Repeat each record below exactly as given.

(Records from a data source)
☆ ☆ ☆ ☆ ☆
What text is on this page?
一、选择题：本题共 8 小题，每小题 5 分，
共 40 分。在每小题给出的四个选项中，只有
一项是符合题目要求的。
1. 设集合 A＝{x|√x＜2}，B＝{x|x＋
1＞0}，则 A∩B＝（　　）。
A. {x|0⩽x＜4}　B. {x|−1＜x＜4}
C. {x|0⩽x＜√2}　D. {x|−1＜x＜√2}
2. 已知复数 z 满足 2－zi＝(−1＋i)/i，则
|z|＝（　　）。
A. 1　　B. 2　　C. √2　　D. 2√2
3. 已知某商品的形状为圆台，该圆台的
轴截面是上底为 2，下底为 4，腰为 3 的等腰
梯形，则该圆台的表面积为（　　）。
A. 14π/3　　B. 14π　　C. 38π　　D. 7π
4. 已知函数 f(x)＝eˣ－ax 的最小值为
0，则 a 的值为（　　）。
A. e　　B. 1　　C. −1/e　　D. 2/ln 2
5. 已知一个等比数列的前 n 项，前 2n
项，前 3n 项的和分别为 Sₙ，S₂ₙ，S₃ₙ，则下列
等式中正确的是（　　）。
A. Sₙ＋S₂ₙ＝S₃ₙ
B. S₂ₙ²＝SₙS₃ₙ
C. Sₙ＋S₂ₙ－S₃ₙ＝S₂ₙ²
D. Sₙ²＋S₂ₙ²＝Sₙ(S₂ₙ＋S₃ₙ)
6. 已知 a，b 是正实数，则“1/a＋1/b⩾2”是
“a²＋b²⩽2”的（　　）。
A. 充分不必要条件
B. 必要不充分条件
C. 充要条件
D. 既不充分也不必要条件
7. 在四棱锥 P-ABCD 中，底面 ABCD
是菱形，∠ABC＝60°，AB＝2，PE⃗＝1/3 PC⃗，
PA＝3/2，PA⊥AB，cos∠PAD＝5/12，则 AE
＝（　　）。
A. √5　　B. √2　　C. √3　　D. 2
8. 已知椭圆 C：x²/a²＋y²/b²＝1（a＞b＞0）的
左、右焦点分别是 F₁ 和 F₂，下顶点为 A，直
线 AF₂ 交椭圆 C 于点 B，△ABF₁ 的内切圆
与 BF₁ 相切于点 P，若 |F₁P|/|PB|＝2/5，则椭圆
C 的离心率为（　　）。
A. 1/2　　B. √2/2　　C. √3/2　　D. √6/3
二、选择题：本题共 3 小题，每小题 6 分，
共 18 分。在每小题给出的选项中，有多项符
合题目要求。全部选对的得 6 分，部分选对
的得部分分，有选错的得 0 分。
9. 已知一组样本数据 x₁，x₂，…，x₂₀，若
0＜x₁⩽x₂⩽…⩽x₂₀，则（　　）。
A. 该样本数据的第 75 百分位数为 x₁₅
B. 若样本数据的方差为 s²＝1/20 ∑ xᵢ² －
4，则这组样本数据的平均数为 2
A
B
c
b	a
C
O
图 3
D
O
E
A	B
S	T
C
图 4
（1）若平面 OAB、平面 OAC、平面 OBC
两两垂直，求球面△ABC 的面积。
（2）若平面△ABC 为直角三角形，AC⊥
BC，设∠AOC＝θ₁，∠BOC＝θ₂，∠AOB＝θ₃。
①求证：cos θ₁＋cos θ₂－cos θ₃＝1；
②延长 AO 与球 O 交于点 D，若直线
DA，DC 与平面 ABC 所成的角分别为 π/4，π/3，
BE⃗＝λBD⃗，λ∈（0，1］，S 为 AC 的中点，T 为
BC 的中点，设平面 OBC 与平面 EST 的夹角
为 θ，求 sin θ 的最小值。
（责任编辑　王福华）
☆ ☆ ☆ ☆ ☆
**Answer to this exercise:**
What text is on this page?
一、选择题：本题共 8 小题，每小题 5 分，
共 40 分。在每小题给出的四个选项中，只有
一项是符合题目要求的。
1. 设集合 A＝{x|√x＜2}，B＝{x|x＋
1＞0}，则 A∩B＝（　　）。
A. {x|0⩽x＜4}　B. {x|−1＜x＜4}
C. {x|0⩽x＜√2}　D. {x|−1＜x＜√2}
2. 已知复数 z 满足 2－zi＝(−1＋i)/i，则
|z|＝（　　）。
A. 1　　B. 2　　C. √2　　D. 2√2
3. 已知某商品的形状为圆台，该圆台的
轴截面是上底为 2，下底为 4，腰为 3 的等腰
梯形，则该圆台的表面积为（　　）。
A. 14π/3　　B. 14π　　C. 38π　　D. 7π
4. 已知函数 f(x)＝eˣ－ax 的最小值为
0，则 a 的值为（　　）。
A. e　　B. 1　　C. −1/e　　D. 2/ln 2
5. 已知一个等比数列的前 n 项，前 2n
项，前 3n 项的和分别为 Sₙ，S₂ₙ，S₃ₙ，则下列
等式中正确的是（　　）。
A. Sₙ＋S₂ₙ＝S₃ₙ
B. S₂ₙ²＝SₙS₃ₙ
C. Sₙ＋S₂ₙ－S₃ₙ＝S₂ₙ²
D. Sₙ²＋S₂ₙ²＝Sₙ(S₂ₙ＋S₃ₙ)
6. 已知 a，b 是正实数，则“1/a＋1/b⩾2”是
“a²＋b²⩽2”的（　　）。
A. 充分不必要条件
B. 必要不充分条件
C. 充要条件
D. 既不充分也不必要条件
7. 在四棱锥 P-ABCD 中，底面 ABCD
是菱形，∠ABC＝60°，AB＝2，PE⃗＝1/3 PC⃗，
PA＝3/2，PA⊥AB，cos∠PAD＝5/12，则 AE
＝（　　）。
A. √5　　B. √2　　C. √3　　D. 2
8. 已知椭圆 C：x²/a²＋y²/b²＝1（a＞b＞0）的
左、右焦点分别是 F₁ 和 F₂，下顶点为 A，直
线 AF₂ 交椭圆 C 于点 B，△ABF₁ 的内切圆
与 BF₁ 相切于点 P，若 |F₁P|/|PB|＝2/5，则椭圆
C 的离心率为（　　）。
A. 1/2　　B. √2/2　　C. √3/2　　D. √6/3
二、选择题：本题共 3 小题，每小题 6 分，
共 18 分。在每小题给出的选项中，有多项符
合题目要求。全部选对的得 6 分，部分选对
的得部分分，有选错的得 0 分。
9. 已知一组样本数据 x₁，x₂，…，x₂₀，若
0＜x₁⩽x₂⩽…⩽x₂₀，则（　　）。
A. 该样本数据的第 75 百分位数为 x₁₅
B. 若样本数据的方差为 s²＝1/20 ∑ xᵢ² －
4，则这组样本数据的平均数为 2
A
B
c
b	a
C
O
图 3
D
O
E
A	B
S	T
C
图 4
（1）若平面 OAB、平面 OAC、平面 OBC
两两垂直，求球面△ABC 的面积。
（2）若平面△ABC 为直角三角形，AC⊥
BC，设∠AOC＝θ₁，∠BOC＝θ₂，∠AOB＝θ₃。
①求证：cos θ₁＋cos θ₂－cos θ₃＝1；
②延长 AO 与球 O 交于点 D，若直线
DA，DC 与平面 ABC 所成的角分别为 π/4，π/3，
BE⃗＝λBD⃗，λ∈（0，1］，S 为 AC 的中点，T 为
BC 的中点，设平面 OBC 与平面 EST 的夹角
为 θ，求 sin θ 的最小值。
（责任编辑　王福华）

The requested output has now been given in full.